SET PROBLEM:
State only how many lines below include the string "post".

DATA SHOWN:
-----

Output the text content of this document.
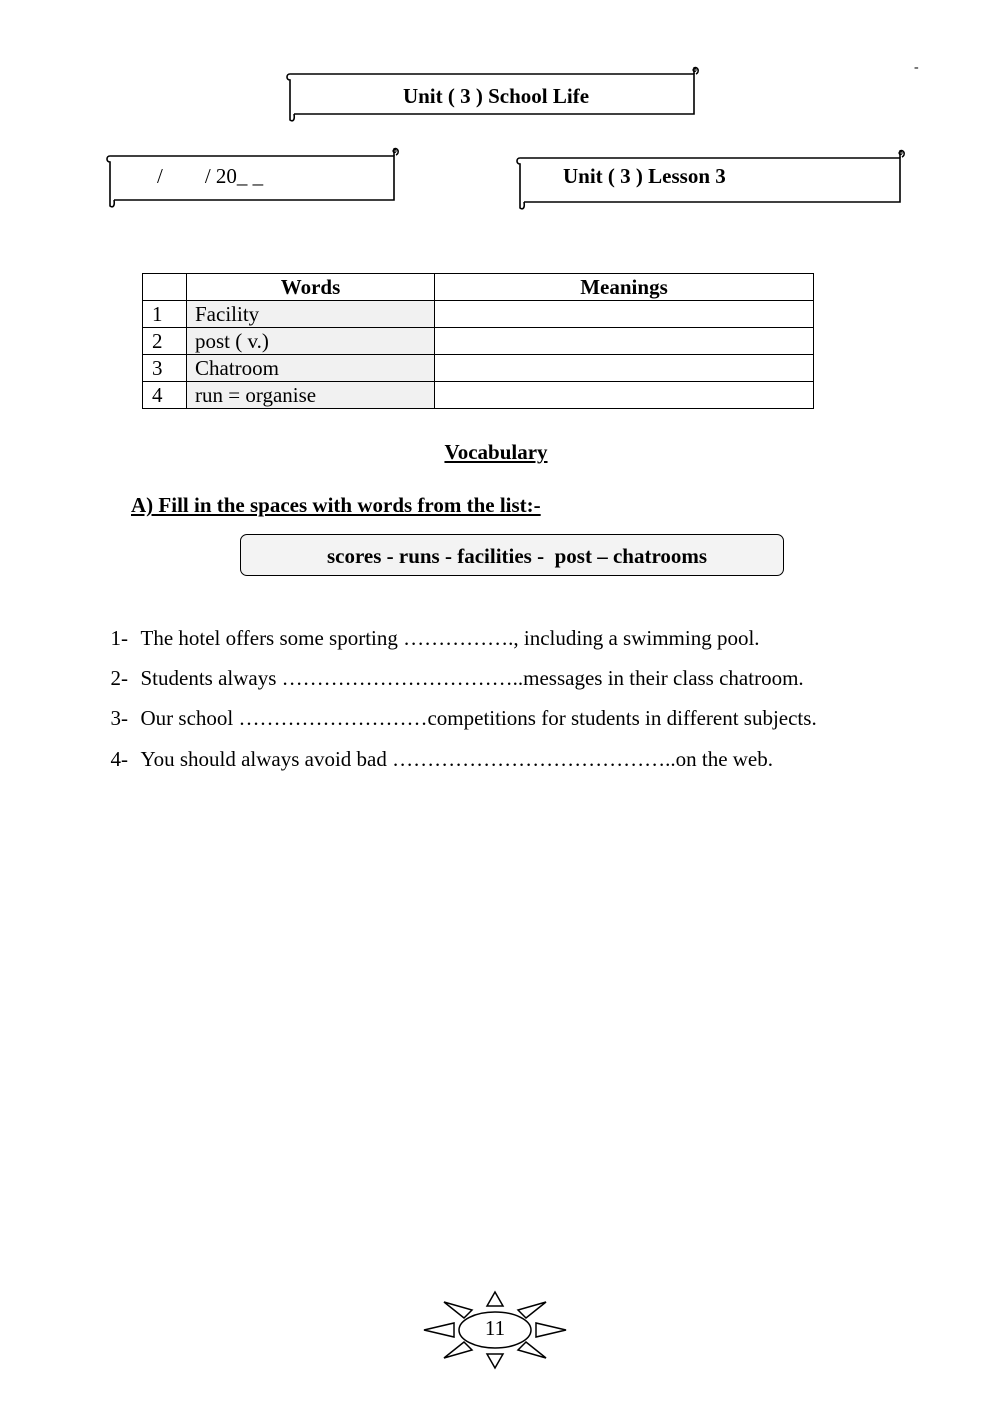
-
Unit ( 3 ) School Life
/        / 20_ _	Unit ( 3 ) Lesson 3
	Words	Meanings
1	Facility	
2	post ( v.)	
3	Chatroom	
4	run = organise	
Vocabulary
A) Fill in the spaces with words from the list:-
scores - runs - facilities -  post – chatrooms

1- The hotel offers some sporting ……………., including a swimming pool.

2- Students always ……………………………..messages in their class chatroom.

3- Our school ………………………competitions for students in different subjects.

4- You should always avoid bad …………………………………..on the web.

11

-----

WRITTEN RESPONSE:
2